- _STATED TASK_: Each entry that follows must be output without any deviation.
# start of ROWS
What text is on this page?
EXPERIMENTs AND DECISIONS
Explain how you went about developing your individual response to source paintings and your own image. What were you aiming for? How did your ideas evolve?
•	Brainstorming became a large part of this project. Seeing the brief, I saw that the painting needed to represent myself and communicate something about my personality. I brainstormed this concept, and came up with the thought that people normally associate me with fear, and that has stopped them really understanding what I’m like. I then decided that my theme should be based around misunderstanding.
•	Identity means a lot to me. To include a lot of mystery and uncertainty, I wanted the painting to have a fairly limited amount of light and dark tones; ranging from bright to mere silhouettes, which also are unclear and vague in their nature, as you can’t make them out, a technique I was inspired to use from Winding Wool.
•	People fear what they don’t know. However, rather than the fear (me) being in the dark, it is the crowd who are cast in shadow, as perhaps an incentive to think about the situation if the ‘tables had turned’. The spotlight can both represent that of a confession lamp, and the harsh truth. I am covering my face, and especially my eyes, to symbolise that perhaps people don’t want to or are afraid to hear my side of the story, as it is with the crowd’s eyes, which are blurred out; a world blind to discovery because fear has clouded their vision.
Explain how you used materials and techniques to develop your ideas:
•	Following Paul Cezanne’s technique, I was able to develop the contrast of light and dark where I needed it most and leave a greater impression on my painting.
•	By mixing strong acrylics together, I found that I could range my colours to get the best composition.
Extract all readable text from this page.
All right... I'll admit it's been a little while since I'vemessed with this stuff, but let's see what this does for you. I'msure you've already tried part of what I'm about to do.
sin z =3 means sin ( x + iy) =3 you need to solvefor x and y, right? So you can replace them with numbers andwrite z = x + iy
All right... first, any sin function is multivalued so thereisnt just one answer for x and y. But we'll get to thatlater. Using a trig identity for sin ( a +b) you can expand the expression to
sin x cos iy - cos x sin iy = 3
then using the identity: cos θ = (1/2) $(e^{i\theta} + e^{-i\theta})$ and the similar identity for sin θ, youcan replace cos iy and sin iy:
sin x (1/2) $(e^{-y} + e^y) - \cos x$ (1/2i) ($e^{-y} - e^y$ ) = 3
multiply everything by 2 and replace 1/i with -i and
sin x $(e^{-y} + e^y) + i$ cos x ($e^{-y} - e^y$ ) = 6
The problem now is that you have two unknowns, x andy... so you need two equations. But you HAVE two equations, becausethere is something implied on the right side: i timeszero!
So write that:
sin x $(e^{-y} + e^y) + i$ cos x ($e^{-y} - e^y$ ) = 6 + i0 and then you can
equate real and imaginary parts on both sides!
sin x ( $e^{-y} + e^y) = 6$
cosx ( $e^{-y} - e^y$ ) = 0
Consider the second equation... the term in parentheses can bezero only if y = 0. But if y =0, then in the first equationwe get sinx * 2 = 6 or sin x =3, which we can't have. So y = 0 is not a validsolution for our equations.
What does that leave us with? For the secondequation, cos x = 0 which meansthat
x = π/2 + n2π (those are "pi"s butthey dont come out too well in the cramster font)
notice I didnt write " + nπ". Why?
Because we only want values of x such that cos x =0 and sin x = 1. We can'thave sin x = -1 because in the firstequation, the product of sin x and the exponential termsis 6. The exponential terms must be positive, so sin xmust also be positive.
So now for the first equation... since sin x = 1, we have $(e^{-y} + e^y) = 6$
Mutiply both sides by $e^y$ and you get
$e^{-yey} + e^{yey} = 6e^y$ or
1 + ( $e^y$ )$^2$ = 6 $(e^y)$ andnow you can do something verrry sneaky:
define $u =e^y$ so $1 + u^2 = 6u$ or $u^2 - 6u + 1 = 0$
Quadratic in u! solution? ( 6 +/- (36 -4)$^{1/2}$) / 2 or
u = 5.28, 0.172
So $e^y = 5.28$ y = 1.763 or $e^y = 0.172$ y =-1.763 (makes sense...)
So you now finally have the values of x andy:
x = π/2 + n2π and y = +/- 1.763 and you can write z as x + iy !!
# end of ROWS
- _EXERCISE ANSWER_:
What text is on this page?
EXPERIMENTs AND DECISIONS
Explain how you went about developing your individual response to source paintings and your own image. What were you aiming for? How did your ideas evolve?
•	Brainstorming became a large part of this project. Seeing the brief, I saw that the painting needed to represent myself and communicate something about my personality. I brainstormed this concept, and came up with the thought that people normally associate me with fear, and that has stopped them really understanding what I’m like. I then decided that my theme should be based around misunderstanding.
•	Identity means a lot to me. To include a lot of mystery and uncertainty, I wanted the painting to have a fairly limited amount of light and dark tones; ranging from bright to mere silhouettes, which also are unclear and vague in their nature, as you can’t make them out, a technique I was inspired to use from Winding Wool.
•	People fear what they don’t know. However, rather than the fear (me) being in the dark, it is the crowd who are cast in shadow, as perhaps an incentive to think about the situation if the ‘tables had turned’. The spotlight can both represent that of a confession lamp, and the harsh truth. I am covering my face, and especially my eyes, to symbolise that perhaps people don’t want to or are afraid to hear my side of the story, as it is with the crowd’s eyes, which are blurred out; a world blind to discovery because fear has clouded their vision.
Explain how you used materials and techniques to develop your ideas:
•	Following Paul Cezanne’s technique, I was able to develop the contrast of light and dark where I needed it most and leave a greater impression on my painting.
•	By mixing strong acrylics together, I found that I could range my colours to get the best composition.
Extract all readable text from this page.
All right... I'll admit it's been a little while since I'vemessed with this stuff, but let's see what this does for you. I'msure you've already tried part of what I'm about to do.
sin z =3 means sin ( x + iy) =3 you need to solvefor x and y, right? So you can replace them with numbers andwrite z = x + iy
All right... first, any sin function is multivalued so thereisnt just one answer for x and y. But we'll get to thatlater. Using a trig identity for sin ( a +b) you can expand the expression to
sin x cos iy - cos x sin iy = 3
then using the identity: cos θ = (1/2) $(e^{i\theta} + e^{-i\theta})$ and the similar identity for sin θ, youcan replace cos iy and sin iy:
sin x (1/2) $(e^{-y} + e^y) - \cos x$ (1/2i) ($e^{-y} - e^y$ ) = 3
multiply everything by 2 and replace 1/i with -i and
sin x $(e^{-y} + e^y) + i$ cos x ($e^{-y} - e^y$ ) = 6
The problem now is that you have two unknowns, x andy... so you need two equations. But you HAVE two equations, becausethere is something implied on the right side: i timeszero!
So write that:
sin x $(e^{-y} + e^y) + i$ cos x ($e^{-y} - e^y$ ) = 6 + i0 and then you can
equate real and imaginary parts on both sides!
sin x ( $e^{-y} + e^y) = 6$
cosx ( $e^{-y} - e^y$ ) = 0
Consider the second equation... the term in parentheses can bezero only if y = 0. But if y =0, then in the first equationwe get sinx * 2 = 6 or sin x =3, which we can't have. So y = 0 is not a validsolution for our equations.
What does that leave us with? For the secondequation, cos x = 0 which meansthat
x = π/2 + n2π (those are "pi"s butthey dont come out too well in the cramster font)
notice I didnt write " + nπ". Why?
Because we only want values of x such that cos x =0 and sin x = 1. We can'thave sin x = -1 because in the firstequation, the product of sin x and the exponential termsis 6. The exponential terms must be positive, so sin xmust also be positive.
So now for the first equation... since sin x = 1, we have $(e^{-y} + e^y) = 6$
Mutiply both sides by $e^y$ and you get
$e^{-yey} + e^{yey} = 6e^y$ or
1 + ( $e^y$ )$^2$ = 6 $(e^y)$ andnow you can do something verrry sneaky:
define $u =e^y$ so $1 + u^2 = 6u$ or $u^2 - 6u + 1 = 0$
Quadratic in u! solution? ( 6 +/- (36 -4)$^{1/2}$) / 2 or
u = 5.28, 0.172
So $e^y = 5.28$ y = 1.763 or $e^y = 0.172$ y =-1.763 (makes sense...)
So you now finally have the values of x andy:
x = π/2 + n2π and y = +/- 1.763 and you can write z as x + iy !!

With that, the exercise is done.